-- Start of Data rows --
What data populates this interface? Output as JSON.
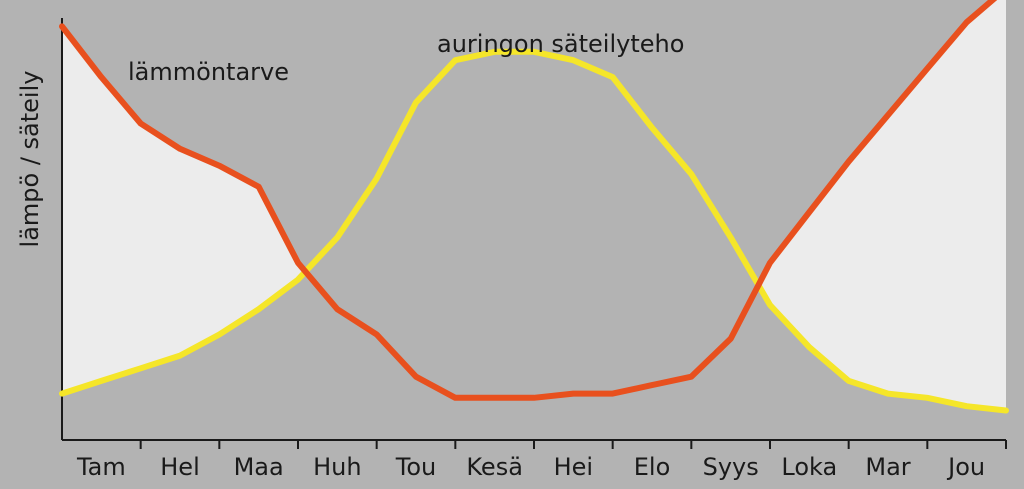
{
  "chart_data": {
    "type": "line",
    "title": "",
    "xlabel": "",
    "ylabel": "lämpö / säteily",
    "categories": [
      "Tam",
      "Hel",
      "Maa",
      "Huh",
      "Tou",
      "Kesä",
      "Hei",
      "Elo",
      "Syys",
      "Loka",
      "Mar",
      "Jou"
    ],
    "x": [
      0,
      0.5,
      1.0,
      1.5,
      2.0,
      2.5,
      3.0,
      3.5,
      4.0,
      4.5,
      5.0,
      5.5,
      6.0,
      6.5,
      7.0,
      7.5,
      8.0,
      8.5,
      9.0,
      9.5,
      10.0,
      10.5,
      11.0,
      11.5,
      12.0
    ],
    "ylim": [
      0,
      100
    ],
    "xlim": [
      0,
      12
    ],
    "grid": false,
    "legend": "none",
    "series": [
      {
        "name": "lämmöntarve",
        "color": "#e8501e",
        "values": [
          98,
          86,
          75,
          69,
          65,
          60,
          42,
          31,
          25,
          15,
          10,
          10,
          10,
          11,
          11,
          13,
          15,
          24,
          42,
          54,
          66,
          77,
          88,
          99,
          107
        ]
      },
      {
        "name": "auringon säteilyteho",
        "color": "#f5e629",
        "values": [
          11,
          14,
          17,
          20,
          25,
          31,
          38,
          48,
          62,
          80,
          90,
          92,
          92,
          90,
          86,
          74,
          63,
          48,
          32,
          22,
          14,
          11,
          10,
          8,
          7
        ]
      }
    ],
    "fill_color": "#ececec",
    "axis_color": "#1a1a1a"
  }
}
-- End of Data rows --
Write the records out again in full, exactly, and skip every picture.

What data populates this interface? Output as JSON.
{
  "chart_data": {
    "type": "line",
    "title": "",
    "xlabel": "",
    "ylabel": "lämpö / säteily",
    "categories": [
      "Tam",
      "Hel",
      "Maa",
      "Huh",
      "Tou",
      "Kesä",
      "Hei",
      "Elo",
      "Syys",
      "Loka",
      "Mar",
      "Jou"
    ],
    "x": [
      0,
      0.5,
      1.0,
      1.5,
      2.0,
      2.5,
      3.0,
      3.5,
      4.0,
      4.5,
      5.0,
      5.5,
      6.0,
      6.5,
      7.0,
      7.5,
      8.0,
      8.5,
      9.0,
      9.5,
      10.0,
      10.5,
      11.0,
      11.5,
      12.0
    ],
    "ylim": [
      0,
      100
    ],
    "xlim": [
      0,
      12
    ],
    "grid": false,
    "legend": "none",
    "series": [
      {
        "name": "lämmöntarve",
        "color": "#e8501e",
        "values": [
          98,
          86,
          75,
          69,
          65,
          60,
          42,
          31,
          25,
          15,
          10,
          10,
          10,
          11,
          11,
          13,
          15,
          24,
          42,
          54,
          66,
          77,
          88,
          99,
          107
        ]
      },
      {
        "name": "auringon säteilyteho",
        "color": "#f5e629",
        "values": [
          11,
          14,
          17,
          20,
          25,
          31,
          38,
          48,
          62,
          80,
          90,
          92,
          92,
          90,
          86,
          74,
          63,
          48,
          32,
          22,
          14,
          11,
          10,
          8,
          7
        ]
      }
    ],
    "fill_color": "#ececec",
    "axis_color": "#1a1a1a"
  }
}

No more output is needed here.